Collected data:
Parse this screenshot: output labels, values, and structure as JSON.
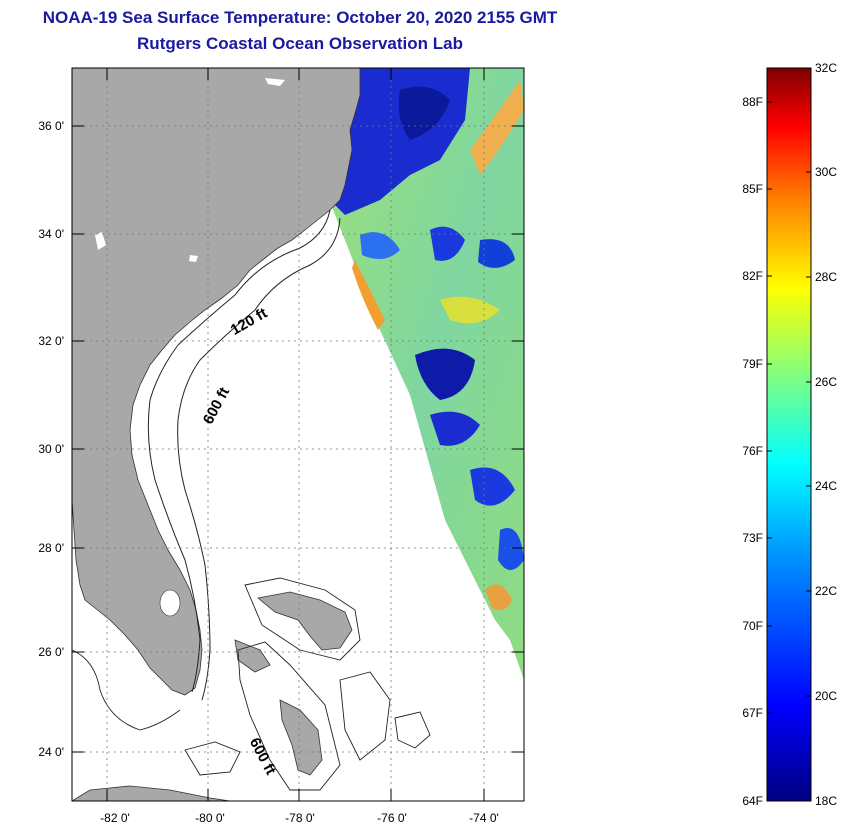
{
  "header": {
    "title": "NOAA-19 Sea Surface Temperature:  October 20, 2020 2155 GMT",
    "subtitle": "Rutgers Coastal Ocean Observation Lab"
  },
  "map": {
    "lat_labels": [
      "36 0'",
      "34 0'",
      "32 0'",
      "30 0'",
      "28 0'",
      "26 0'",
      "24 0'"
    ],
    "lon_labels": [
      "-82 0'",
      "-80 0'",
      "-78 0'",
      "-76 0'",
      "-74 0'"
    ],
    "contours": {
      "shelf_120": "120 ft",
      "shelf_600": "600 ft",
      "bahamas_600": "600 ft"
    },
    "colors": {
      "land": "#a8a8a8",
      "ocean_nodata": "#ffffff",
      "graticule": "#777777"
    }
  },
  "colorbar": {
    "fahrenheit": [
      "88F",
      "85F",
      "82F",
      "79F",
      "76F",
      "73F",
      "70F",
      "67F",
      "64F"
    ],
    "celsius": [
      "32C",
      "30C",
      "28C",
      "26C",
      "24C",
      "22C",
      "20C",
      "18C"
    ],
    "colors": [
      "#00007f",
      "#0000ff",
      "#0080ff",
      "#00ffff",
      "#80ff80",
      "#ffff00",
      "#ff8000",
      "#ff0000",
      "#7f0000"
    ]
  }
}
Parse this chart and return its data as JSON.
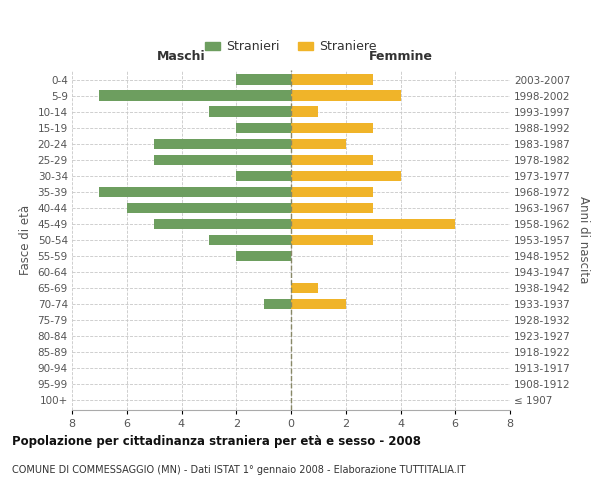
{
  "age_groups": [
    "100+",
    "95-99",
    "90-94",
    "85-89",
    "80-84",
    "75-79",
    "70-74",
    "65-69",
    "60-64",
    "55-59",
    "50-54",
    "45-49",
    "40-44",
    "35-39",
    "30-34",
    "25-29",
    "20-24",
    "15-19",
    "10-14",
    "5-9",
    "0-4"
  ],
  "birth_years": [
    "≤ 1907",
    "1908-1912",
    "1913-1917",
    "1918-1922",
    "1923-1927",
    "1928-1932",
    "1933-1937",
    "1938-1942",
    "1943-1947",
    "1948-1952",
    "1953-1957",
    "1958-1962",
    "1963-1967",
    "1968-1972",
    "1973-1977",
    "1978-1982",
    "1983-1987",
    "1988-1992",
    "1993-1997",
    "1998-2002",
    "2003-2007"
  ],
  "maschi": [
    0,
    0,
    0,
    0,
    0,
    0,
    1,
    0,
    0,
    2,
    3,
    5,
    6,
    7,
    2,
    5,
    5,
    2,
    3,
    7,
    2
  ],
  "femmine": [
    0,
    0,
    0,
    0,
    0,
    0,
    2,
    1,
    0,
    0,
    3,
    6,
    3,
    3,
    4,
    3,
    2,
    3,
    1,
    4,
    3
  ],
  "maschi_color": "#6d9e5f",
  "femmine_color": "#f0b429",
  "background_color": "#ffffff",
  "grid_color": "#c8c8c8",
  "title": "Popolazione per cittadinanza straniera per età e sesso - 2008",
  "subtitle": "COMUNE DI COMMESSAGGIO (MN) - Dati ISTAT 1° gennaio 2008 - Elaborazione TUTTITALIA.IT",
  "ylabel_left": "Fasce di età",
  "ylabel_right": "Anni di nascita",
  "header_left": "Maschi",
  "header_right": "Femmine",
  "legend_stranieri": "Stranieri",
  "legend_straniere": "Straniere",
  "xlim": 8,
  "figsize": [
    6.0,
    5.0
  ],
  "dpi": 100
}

* * *

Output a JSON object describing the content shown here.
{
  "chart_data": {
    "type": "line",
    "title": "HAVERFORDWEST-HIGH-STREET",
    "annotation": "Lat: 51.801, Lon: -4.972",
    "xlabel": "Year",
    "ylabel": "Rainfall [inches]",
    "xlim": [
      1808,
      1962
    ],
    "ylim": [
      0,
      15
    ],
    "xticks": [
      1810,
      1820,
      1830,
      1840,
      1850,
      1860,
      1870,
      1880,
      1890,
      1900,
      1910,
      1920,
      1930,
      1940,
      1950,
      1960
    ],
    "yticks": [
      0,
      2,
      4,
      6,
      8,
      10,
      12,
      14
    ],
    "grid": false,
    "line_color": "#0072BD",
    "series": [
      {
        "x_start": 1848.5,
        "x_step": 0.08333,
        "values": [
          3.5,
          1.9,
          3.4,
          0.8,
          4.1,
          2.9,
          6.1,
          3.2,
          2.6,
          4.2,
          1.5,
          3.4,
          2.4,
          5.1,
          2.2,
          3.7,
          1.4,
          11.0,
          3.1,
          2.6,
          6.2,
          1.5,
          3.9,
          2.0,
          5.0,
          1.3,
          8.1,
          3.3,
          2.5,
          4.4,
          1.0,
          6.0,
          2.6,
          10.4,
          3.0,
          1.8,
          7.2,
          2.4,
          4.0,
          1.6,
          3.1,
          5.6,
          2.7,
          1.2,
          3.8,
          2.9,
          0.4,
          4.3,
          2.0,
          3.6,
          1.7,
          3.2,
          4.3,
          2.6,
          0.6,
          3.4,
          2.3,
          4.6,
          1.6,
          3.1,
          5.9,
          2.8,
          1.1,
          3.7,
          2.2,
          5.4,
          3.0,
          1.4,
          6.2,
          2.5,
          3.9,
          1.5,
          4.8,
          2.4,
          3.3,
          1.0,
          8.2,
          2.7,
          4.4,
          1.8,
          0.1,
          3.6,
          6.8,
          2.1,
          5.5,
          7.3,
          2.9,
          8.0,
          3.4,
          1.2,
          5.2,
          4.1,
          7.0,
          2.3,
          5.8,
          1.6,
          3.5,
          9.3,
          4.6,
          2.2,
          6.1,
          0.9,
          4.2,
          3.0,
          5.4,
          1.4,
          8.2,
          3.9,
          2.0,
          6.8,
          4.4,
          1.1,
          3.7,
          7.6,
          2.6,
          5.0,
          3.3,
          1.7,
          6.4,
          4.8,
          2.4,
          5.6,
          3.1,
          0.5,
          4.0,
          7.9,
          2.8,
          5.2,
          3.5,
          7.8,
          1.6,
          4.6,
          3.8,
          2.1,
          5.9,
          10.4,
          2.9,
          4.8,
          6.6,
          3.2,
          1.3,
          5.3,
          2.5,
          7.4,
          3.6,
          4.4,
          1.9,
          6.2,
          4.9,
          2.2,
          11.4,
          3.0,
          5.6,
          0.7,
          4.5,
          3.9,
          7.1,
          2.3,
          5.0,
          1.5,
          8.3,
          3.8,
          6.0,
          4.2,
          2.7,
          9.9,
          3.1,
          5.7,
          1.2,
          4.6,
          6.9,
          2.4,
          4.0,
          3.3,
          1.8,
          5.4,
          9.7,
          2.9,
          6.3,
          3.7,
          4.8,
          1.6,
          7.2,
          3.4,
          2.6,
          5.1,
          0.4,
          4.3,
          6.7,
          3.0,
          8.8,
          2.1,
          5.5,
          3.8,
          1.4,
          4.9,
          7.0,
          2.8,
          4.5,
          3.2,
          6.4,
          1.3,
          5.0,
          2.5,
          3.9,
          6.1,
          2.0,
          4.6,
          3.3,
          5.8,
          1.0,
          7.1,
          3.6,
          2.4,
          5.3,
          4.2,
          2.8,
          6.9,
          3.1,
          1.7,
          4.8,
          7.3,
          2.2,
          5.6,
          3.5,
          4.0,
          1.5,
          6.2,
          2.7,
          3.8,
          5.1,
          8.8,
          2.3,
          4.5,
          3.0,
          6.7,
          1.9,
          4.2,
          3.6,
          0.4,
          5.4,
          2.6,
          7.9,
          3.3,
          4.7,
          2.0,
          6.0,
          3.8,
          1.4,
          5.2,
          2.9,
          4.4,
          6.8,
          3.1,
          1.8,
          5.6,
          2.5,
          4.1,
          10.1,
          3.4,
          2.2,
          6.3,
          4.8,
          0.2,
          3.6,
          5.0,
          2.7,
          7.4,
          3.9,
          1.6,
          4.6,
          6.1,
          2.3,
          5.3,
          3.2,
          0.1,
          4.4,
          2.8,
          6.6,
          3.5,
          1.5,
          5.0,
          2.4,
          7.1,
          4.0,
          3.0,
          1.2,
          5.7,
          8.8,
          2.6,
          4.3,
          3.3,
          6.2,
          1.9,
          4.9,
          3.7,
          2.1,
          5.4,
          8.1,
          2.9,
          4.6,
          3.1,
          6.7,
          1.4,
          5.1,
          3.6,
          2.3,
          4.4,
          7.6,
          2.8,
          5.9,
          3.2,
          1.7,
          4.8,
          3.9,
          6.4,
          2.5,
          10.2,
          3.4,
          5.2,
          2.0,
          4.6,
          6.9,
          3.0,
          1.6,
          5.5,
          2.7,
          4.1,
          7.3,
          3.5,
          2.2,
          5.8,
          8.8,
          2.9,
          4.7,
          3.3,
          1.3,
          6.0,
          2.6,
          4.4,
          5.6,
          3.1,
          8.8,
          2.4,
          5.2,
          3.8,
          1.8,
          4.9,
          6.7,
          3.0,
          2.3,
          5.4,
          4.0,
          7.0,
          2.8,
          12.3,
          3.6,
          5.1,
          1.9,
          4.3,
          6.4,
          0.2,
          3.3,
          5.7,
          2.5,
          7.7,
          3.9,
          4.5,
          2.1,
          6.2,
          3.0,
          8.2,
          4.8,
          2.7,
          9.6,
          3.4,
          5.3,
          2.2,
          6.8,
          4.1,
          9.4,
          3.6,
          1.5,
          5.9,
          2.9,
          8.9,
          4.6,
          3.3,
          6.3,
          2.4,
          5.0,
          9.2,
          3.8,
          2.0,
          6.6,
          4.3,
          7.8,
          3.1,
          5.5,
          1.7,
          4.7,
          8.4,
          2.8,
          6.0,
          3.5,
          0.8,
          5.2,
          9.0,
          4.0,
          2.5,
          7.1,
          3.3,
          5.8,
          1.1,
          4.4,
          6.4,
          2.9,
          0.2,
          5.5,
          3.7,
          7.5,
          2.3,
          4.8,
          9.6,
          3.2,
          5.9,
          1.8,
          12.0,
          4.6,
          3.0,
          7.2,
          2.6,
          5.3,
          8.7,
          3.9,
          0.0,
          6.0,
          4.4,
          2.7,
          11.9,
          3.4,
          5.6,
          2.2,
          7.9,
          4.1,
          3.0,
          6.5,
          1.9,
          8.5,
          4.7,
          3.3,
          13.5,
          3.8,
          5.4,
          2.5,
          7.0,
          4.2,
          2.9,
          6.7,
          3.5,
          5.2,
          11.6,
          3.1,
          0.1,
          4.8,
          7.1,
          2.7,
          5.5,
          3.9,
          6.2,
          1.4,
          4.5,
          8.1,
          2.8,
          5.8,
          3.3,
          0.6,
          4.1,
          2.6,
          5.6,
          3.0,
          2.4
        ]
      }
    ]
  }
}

...

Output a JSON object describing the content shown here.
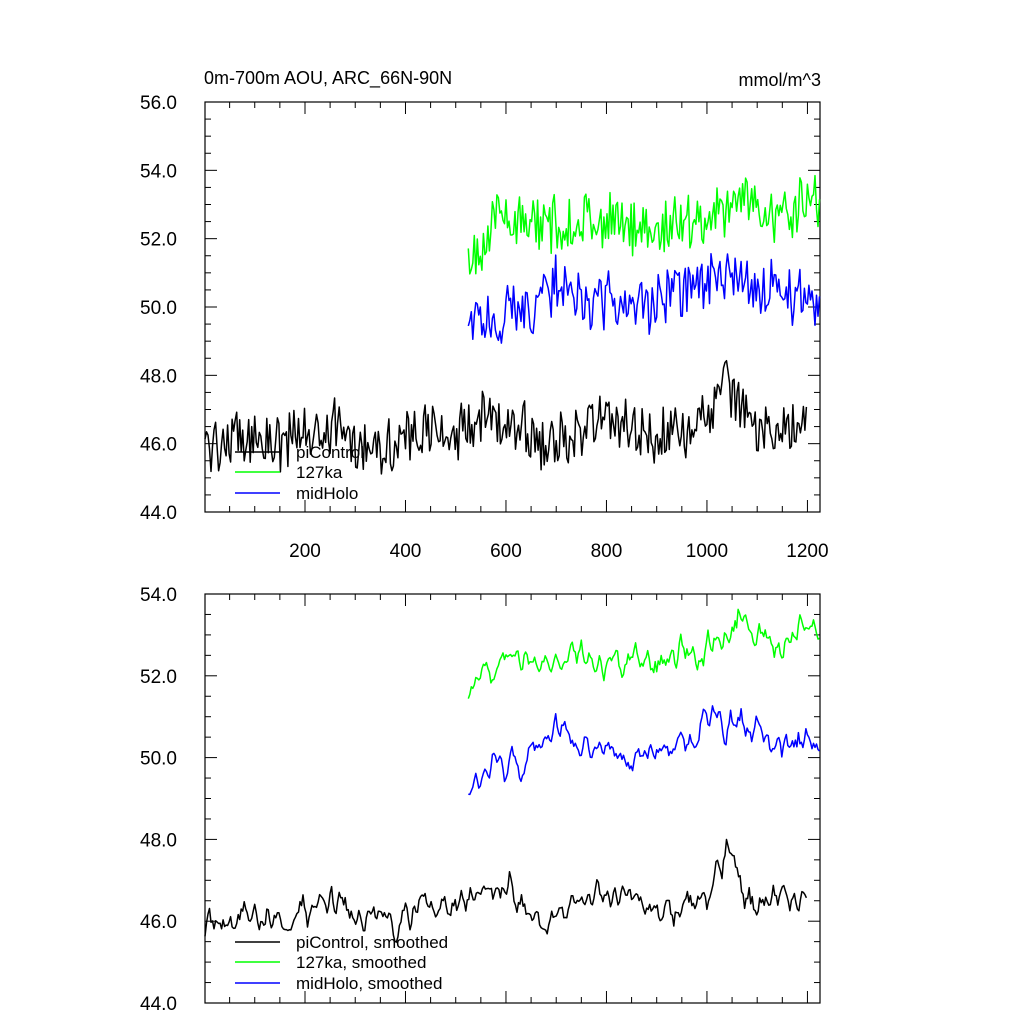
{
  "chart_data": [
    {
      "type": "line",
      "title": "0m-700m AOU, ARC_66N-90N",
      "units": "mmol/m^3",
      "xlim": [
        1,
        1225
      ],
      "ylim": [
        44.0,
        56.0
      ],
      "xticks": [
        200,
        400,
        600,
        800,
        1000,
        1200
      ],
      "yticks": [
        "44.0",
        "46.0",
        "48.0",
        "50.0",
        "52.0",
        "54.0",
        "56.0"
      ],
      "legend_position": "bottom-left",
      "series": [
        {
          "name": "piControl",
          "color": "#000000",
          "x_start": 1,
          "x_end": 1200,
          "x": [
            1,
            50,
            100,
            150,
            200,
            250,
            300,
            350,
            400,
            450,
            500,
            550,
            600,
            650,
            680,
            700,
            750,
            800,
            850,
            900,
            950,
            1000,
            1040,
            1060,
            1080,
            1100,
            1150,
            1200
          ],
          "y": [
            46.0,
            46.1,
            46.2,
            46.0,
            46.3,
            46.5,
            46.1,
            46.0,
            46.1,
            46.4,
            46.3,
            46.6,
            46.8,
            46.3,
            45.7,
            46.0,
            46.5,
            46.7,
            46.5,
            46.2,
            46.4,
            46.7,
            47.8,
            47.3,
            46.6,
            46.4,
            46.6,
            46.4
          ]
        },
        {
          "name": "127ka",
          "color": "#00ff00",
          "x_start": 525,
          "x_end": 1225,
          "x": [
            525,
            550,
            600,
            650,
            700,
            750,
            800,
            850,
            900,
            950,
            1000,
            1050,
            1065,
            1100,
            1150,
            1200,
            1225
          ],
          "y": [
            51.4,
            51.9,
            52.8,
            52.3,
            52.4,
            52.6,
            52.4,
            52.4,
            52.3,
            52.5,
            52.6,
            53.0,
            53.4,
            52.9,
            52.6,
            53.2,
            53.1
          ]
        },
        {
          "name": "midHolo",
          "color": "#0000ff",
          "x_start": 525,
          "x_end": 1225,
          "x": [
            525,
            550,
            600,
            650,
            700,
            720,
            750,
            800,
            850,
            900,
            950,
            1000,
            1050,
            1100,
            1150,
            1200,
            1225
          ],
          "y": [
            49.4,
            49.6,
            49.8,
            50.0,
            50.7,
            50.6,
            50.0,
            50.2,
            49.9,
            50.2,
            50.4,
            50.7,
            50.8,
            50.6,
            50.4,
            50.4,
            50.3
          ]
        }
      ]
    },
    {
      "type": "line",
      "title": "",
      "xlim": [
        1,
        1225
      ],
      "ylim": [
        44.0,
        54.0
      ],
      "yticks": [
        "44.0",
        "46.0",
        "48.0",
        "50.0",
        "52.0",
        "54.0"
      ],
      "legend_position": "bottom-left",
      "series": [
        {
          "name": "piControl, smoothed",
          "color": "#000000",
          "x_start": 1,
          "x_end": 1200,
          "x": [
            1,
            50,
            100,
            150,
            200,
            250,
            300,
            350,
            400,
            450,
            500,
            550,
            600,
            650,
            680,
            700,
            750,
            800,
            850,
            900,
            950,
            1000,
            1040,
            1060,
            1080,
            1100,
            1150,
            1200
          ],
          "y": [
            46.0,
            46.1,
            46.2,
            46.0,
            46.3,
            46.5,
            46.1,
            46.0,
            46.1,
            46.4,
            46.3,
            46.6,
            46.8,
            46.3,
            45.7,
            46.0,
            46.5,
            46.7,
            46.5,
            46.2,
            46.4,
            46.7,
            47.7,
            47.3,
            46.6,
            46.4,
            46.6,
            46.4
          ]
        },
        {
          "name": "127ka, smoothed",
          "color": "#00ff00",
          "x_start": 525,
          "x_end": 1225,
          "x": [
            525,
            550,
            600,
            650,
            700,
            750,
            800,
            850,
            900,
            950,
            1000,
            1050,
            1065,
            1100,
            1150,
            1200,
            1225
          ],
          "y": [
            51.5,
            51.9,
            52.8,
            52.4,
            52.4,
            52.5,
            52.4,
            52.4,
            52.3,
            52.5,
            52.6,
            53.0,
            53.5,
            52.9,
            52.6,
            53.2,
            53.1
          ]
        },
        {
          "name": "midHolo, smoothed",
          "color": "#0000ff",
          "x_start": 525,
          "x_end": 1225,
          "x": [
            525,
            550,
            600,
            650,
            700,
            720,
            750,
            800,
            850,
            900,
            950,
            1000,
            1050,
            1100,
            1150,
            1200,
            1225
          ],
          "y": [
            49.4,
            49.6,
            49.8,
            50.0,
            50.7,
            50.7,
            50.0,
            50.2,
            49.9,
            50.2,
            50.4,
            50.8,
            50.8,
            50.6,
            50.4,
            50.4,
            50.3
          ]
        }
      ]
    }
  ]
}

> Written exercise
Which lines contain the word "piControl"? Copy each of them.

> Task response
          "name": "piControl",
          "name": "piControl, smoothed",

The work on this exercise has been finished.